- [What you will do]: Using the records provided below, locate and copy each line that contains the word "capacity".

┏━━

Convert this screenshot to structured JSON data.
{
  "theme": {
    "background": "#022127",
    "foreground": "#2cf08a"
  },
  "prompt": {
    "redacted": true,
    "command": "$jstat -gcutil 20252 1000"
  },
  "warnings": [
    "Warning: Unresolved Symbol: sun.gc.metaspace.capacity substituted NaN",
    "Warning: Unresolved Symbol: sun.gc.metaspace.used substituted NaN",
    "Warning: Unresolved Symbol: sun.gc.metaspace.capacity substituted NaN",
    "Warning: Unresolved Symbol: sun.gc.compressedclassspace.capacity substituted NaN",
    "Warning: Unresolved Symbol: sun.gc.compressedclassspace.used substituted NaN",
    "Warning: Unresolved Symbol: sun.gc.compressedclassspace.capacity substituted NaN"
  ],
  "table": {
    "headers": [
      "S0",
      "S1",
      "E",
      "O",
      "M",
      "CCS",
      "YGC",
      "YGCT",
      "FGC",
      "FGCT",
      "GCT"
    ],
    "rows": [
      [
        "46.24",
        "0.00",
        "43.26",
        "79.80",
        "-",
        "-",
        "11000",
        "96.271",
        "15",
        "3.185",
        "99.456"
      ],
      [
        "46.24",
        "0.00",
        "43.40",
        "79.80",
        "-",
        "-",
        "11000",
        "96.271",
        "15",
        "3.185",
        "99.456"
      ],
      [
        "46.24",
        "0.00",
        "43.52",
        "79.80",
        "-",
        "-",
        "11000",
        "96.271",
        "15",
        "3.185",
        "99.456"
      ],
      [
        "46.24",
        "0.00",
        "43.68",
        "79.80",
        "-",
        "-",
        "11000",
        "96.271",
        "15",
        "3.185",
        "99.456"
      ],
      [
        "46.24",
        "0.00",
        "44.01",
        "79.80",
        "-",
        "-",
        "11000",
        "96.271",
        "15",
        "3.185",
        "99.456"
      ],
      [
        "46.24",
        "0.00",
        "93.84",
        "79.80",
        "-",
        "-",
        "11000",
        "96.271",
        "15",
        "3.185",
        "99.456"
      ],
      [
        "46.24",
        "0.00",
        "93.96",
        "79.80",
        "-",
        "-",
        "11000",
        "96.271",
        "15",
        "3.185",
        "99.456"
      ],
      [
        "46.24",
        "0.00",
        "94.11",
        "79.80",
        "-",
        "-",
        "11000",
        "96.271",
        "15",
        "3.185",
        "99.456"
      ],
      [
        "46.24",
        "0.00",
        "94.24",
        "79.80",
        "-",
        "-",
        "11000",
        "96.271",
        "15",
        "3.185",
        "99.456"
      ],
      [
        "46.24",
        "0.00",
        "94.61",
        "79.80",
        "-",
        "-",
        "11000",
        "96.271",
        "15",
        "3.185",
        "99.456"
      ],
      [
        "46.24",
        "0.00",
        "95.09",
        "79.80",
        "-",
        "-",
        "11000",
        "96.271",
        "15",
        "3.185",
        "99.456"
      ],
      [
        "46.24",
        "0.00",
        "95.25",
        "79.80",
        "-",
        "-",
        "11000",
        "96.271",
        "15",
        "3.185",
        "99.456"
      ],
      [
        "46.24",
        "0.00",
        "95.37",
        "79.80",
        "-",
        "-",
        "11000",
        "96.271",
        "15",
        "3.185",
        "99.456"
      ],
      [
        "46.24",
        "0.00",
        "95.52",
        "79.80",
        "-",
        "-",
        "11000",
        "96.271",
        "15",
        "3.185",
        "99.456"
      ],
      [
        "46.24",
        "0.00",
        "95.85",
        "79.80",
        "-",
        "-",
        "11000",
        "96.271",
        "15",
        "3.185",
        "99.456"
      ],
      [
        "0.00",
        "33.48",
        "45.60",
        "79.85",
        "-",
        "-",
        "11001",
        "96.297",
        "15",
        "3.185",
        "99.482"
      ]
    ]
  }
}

┗━━

- [Answer to this exercise]:
    "Warning: Unresolved Symbol: sun.gc.metaspace.capacity substituted NaN",
    "Warning: Unresolved Symbol: sun.gc.metaspace.capacity substituted NaN",
    "Warning: Unresolved Symbol: sun.gc.compressedclassspace.capacity substituted NaN",
    "Warning: Unresolved Symbol: sun.gc.compressedclassspace.capacity substituted NaN"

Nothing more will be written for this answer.